[EXERCISE REQUIREMENTS]
Collect the lines of the entries where "nicä" shows up.

[MATERIAL PROVIDED]
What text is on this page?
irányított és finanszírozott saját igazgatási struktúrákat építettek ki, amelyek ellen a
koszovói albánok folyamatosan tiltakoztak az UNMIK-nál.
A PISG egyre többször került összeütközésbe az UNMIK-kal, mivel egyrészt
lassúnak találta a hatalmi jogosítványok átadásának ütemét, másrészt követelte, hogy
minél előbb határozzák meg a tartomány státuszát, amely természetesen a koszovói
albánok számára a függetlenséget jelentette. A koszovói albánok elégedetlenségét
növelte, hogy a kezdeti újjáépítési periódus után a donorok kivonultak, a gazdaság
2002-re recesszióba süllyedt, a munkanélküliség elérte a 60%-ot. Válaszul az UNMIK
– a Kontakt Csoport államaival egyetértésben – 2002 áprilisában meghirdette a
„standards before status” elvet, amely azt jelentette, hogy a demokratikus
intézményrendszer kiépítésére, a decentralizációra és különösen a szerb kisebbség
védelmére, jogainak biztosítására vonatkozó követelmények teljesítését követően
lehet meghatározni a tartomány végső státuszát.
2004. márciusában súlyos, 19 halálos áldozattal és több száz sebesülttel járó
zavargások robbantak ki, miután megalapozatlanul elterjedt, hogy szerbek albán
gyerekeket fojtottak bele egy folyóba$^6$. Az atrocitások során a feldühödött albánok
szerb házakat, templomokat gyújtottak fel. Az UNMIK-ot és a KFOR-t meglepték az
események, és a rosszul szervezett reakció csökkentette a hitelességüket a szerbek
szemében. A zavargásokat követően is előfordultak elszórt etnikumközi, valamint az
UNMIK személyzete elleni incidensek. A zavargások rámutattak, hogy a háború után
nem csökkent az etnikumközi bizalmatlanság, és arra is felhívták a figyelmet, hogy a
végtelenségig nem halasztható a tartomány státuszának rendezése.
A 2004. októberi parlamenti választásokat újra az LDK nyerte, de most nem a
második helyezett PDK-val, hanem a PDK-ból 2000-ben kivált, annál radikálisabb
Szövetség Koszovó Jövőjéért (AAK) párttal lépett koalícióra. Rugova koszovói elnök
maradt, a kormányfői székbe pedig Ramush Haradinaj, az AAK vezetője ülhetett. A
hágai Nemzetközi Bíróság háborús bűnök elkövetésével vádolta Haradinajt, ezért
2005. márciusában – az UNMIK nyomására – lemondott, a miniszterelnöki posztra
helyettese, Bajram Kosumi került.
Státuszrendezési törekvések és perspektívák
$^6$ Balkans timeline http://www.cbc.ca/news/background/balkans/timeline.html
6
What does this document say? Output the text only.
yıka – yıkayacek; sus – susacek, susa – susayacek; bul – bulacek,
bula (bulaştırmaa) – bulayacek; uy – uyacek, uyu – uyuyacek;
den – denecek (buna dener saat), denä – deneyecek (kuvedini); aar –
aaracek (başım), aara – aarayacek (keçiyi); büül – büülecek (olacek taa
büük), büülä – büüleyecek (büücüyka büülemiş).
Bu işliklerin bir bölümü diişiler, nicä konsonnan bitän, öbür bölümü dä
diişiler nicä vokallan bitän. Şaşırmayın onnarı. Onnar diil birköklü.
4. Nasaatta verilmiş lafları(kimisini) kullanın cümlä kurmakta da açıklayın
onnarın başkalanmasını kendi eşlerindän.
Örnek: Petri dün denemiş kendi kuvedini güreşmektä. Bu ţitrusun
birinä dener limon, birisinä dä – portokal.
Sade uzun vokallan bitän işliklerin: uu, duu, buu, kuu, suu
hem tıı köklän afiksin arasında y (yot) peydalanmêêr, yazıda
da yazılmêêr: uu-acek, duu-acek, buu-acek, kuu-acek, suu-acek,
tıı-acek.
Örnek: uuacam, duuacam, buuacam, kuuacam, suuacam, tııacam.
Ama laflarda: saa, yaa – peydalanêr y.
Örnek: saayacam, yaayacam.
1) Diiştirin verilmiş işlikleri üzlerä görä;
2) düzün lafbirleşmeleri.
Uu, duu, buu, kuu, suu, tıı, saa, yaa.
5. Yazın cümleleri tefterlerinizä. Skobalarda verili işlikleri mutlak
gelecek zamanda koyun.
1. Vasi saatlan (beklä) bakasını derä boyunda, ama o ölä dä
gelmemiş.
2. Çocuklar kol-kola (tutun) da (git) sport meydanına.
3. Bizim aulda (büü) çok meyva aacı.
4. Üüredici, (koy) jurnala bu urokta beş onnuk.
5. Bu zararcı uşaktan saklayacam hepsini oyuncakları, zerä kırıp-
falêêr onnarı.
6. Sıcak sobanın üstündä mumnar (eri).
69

[THE REPLY]
Bu işliklerin bir bölümü diişiler, nicä konsonnan bitän, öbür bölümü dä
diişiler nicä vokallan bitän. Şaşırmayın onnarı. Onnar diil birköklü.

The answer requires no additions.